Pictures in the data below are not part of the copy; transcribe everything else exactly.

§ §

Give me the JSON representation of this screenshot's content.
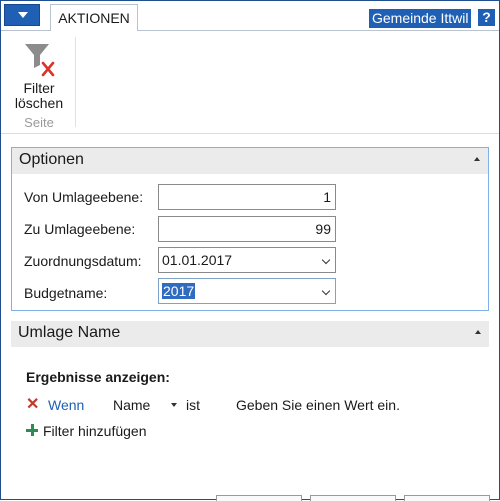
{
  "ribbon": {
    "tab_label": "AKTIONEN",
    "company_name": "Gemeinde Ittwil",
    "help_glyph": "?",
    "filter_button": {
      "line1": "Filter",
      "line2": "löschen",
      "icon": "filter-clear-icon"
    },
    "group_label": "Seite"
  },
  "options": {
    "title": "Optionen",
    "fields": [
      {
        "label": "Von Umlageebene:",
        "value": "1"
      },
      {
        "label": "Zu Umlageebene:",
        "value": "99"
      },
      {
        "label": "Zuordnungsdatum:",
        "value": "01.01.2017"
      },
      {
        "label": "Budgetname:",
        "value": "2017"
      }
    ]
  },
  "umlage": {
    "title": "Umlage Name"
  },
  "filters": {
    "heading": "Ergebnisse anzeigen:",
    "row": {
      "connector": "Wenn",
      "field": "Name",
      "operator": "ist",
      "value": "Geben Sie einen Wert ein."
    },
    "add_label": "Filter hinzufügen"
  },
  "colors": {
    "accent": "#1f5fb4",
    "remove": "#c0392b",
    "add": "#2e8b57"
  }
}
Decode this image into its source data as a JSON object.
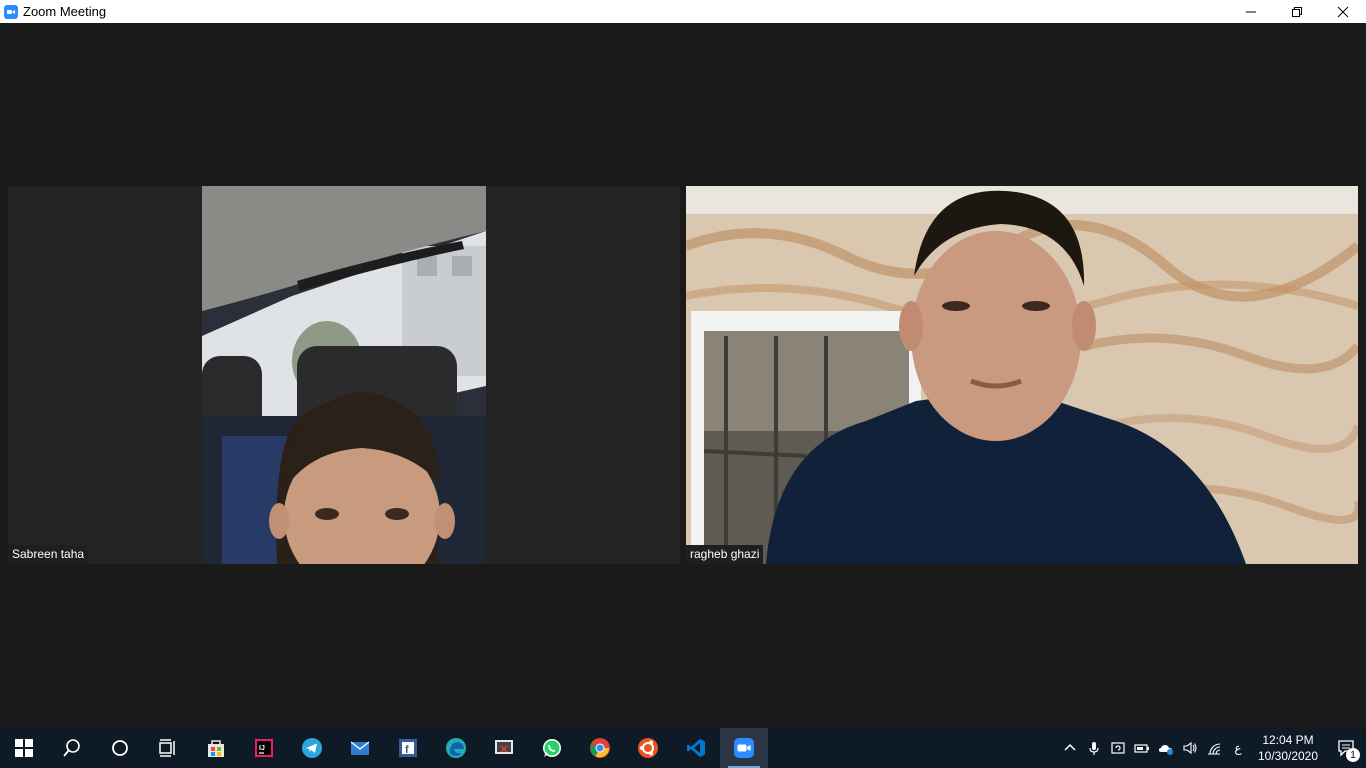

§ §

• **RESPONSE**
Give me the JSON representation of this screenshot's content.
{
  "ribbon": {
    "tab_label": "AKTIONEN",
    "company_name": "Gemeinde Ittwil",
    "help_glyph": "?",
    "filter_button": {
      "line1": "Filter",
      "line2": "löschen",
      "icon": "filter-clear-icon"
    },
    "group_label": "Seite"
  },
  "options": {
    "title": "Optionen",
    "fields": [
      {
        "label": "Von Umlageebene:",
        "value": "1"
      },
      {
        "label": "Zu Umlageebene:",
        "value": "99"
      },
      {
        "label": "Zuordnungsdatum:",
        "value": "01.01.2017"
      },
      {
        "label": "Budgetname:",
        "value": "2017"
      }
    ]
  },
  "umlage": {
    "title": "Umlage Name"
  },
  "filters": {
    "heading": "Ergebnisse anzeigen:",
    "row": {
      "connector": "Wenn",
      "field": "Name",
      "operator": "ist",
      "value": "Geben Sie einen Wert ein."
    },
    "add_label": "Filter hinzufügen"
  },
  "colors": {
    "accent": "#1f5fb4",
    "remove": "#c0392b",
    "add": "#2e8b57"
  }
}
Decode this image into its source data as a JSON object.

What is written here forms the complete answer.